<<<<

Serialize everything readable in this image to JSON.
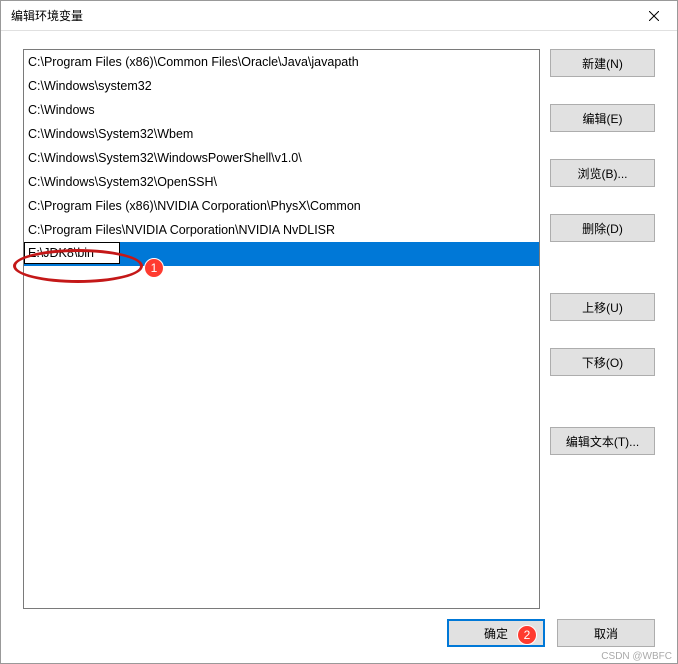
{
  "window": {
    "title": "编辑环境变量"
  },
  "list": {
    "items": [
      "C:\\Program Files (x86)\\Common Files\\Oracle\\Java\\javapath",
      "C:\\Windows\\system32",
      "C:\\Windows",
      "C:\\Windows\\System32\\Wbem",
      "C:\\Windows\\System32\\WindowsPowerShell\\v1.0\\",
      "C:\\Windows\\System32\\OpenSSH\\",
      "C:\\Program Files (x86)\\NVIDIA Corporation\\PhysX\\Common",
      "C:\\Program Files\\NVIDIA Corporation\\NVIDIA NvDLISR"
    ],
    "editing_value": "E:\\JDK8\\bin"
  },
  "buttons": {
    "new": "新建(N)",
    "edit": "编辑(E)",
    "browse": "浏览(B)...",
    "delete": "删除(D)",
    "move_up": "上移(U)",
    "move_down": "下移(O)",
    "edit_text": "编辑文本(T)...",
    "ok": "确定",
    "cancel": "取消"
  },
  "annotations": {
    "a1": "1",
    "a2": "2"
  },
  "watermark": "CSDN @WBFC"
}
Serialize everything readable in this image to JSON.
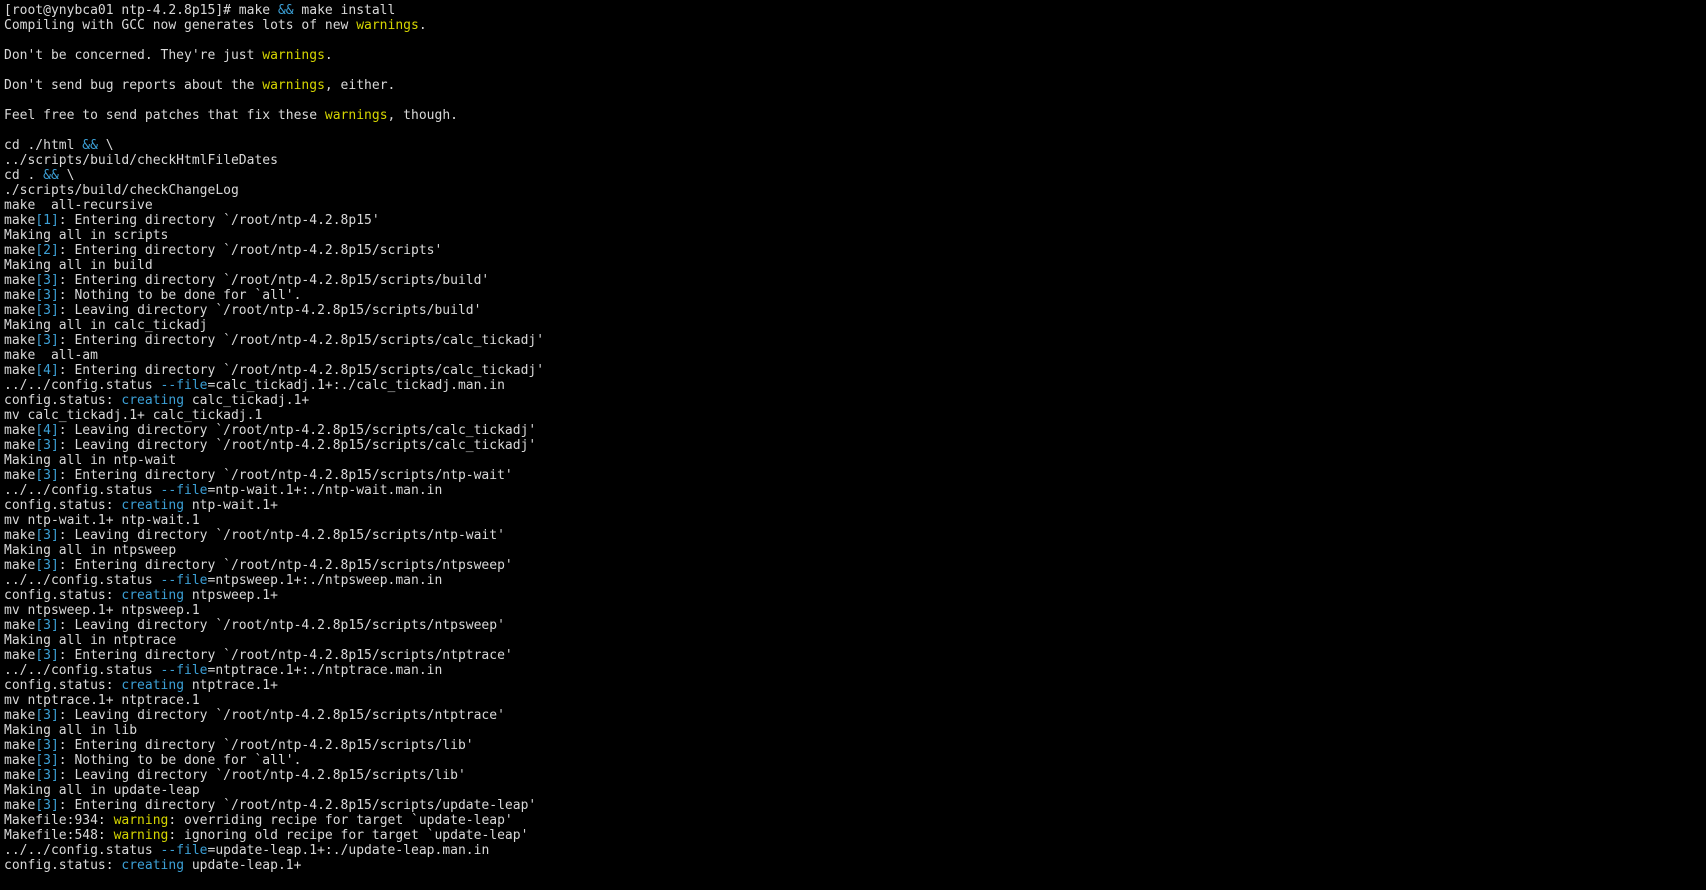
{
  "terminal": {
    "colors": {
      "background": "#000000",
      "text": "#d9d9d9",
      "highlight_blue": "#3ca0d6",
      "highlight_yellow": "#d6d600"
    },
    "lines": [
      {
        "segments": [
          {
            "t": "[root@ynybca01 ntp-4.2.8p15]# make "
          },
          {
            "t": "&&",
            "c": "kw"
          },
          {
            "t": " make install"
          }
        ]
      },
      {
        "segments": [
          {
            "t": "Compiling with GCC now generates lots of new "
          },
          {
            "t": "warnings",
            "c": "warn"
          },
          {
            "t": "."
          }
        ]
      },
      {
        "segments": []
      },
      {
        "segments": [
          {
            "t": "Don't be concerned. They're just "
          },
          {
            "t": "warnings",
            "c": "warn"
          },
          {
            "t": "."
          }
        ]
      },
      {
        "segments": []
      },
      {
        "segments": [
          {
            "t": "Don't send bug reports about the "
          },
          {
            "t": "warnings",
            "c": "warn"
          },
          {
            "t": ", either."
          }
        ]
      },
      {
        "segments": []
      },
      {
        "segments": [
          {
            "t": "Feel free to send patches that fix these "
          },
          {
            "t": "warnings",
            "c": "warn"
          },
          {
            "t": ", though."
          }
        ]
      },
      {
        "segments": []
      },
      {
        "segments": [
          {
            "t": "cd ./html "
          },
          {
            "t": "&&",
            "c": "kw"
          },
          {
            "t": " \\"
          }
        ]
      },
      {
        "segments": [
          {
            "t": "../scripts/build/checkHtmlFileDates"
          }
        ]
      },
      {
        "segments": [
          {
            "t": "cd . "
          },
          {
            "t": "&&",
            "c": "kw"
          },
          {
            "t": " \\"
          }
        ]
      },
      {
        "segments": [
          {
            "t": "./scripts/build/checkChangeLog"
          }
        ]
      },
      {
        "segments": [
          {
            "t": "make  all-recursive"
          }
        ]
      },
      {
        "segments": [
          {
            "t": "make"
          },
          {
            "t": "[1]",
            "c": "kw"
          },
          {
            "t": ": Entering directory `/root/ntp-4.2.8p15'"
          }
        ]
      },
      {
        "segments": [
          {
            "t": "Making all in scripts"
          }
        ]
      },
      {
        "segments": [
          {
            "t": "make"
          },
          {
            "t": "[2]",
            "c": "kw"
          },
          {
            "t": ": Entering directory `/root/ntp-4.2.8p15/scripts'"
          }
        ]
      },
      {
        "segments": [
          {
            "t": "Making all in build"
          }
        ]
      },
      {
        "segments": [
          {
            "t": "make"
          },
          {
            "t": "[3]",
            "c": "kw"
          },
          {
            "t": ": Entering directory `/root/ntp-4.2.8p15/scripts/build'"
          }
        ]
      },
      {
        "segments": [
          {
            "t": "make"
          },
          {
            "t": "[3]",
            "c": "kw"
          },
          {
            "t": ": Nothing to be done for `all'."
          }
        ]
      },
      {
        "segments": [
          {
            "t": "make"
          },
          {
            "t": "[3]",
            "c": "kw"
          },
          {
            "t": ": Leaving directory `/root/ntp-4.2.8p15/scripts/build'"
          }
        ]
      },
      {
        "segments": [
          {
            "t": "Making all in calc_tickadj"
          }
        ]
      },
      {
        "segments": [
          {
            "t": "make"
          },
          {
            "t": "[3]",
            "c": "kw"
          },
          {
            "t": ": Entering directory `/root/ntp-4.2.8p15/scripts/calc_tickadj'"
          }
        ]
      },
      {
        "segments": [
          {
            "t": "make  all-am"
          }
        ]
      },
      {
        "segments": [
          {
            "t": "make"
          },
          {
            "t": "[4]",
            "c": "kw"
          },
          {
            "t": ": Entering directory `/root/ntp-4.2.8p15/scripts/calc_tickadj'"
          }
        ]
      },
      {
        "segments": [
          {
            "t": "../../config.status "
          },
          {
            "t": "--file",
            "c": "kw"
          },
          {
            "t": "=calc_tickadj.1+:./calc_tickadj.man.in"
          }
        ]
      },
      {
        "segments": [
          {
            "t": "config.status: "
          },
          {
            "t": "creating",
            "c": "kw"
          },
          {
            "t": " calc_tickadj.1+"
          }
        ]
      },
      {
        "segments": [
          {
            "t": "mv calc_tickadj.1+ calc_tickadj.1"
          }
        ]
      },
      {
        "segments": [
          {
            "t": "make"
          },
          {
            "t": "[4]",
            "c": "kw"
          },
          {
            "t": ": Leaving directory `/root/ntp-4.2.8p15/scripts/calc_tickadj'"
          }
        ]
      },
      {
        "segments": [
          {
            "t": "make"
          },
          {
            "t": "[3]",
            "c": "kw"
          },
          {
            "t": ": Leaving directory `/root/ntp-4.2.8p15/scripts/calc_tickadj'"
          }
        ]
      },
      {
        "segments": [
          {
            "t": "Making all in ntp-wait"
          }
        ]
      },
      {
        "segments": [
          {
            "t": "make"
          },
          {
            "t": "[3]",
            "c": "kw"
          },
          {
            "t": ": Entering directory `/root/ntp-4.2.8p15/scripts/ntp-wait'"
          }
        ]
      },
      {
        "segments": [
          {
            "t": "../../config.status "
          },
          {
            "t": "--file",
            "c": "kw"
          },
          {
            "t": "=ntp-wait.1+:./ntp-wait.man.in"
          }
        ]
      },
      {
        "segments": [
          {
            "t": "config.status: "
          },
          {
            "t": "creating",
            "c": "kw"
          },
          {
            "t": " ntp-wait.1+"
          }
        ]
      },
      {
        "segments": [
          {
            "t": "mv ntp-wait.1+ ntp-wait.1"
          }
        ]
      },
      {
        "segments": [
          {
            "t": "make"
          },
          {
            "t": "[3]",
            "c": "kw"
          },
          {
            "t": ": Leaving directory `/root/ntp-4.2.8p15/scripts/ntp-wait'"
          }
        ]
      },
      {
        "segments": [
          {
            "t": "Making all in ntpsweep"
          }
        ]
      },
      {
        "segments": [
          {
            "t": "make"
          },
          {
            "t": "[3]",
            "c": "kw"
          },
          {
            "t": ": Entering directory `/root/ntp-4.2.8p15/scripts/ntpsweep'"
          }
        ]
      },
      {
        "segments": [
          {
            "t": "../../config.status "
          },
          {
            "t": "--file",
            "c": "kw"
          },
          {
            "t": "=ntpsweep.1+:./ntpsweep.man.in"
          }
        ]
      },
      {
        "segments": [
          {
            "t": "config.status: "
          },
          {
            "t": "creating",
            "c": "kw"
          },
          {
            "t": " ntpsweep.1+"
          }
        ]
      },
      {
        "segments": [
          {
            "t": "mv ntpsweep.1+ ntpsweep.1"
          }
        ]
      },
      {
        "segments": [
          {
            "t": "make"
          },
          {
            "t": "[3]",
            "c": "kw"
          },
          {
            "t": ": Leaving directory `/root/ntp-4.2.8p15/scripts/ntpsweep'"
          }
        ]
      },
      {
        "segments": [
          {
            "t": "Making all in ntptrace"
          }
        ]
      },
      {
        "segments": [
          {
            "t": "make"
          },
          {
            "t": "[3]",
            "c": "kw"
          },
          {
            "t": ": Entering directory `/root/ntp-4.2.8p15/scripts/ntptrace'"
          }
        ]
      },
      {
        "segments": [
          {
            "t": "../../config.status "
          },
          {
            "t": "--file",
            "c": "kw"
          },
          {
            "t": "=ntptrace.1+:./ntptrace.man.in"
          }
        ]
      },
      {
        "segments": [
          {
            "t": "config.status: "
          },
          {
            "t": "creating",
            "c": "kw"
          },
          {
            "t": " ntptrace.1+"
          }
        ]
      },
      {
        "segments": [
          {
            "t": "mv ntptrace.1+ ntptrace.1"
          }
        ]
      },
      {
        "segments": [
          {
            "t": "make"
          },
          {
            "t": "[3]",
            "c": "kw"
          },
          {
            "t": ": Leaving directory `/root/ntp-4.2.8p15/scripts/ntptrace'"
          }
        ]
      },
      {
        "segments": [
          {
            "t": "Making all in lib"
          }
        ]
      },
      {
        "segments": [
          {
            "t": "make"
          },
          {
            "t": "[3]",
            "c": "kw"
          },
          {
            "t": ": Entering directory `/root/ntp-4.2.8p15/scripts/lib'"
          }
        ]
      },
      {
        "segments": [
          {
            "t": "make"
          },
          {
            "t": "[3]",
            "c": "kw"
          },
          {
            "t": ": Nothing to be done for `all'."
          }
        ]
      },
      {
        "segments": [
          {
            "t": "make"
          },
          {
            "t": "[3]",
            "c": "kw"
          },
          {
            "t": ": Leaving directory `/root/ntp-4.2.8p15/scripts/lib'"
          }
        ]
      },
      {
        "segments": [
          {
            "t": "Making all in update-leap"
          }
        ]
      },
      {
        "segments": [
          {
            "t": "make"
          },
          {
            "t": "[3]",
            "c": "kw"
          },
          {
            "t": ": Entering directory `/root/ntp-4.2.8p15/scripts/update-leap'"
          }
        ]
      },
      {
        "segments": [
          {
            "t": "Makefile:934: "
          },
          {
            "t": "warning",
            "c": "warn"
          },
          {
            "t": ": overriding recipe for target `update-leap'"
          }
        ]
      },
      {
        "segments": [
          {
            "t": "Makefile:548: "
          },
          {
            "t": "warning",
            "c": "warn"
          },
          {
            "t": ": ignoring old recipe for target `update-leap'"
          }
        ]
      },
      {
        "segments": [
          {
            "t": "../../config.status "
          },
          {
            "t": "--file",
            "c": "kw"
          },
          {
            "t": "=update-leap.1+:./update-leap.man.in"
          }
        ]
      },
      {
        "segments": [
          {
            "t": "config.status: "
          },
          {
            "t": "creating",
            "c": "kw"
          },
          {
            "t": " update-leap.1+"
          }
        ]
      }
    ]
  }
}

>>>>

WHAT YOU NEED TO DO | Your task is to gather all lines from the entries above that hold the word "Program".

REPLY TO THE TASK |
      "C:\\Program Files (x86)\\Common Files\\Oracle\\Java\\javapath",
      "C:\\Program Files (x86)\\NVIDIA Corporation\\PhysX\\Common",
      "C:\\Program Files\\NVIDIA Corporation\\NVIDIA NvDLISR"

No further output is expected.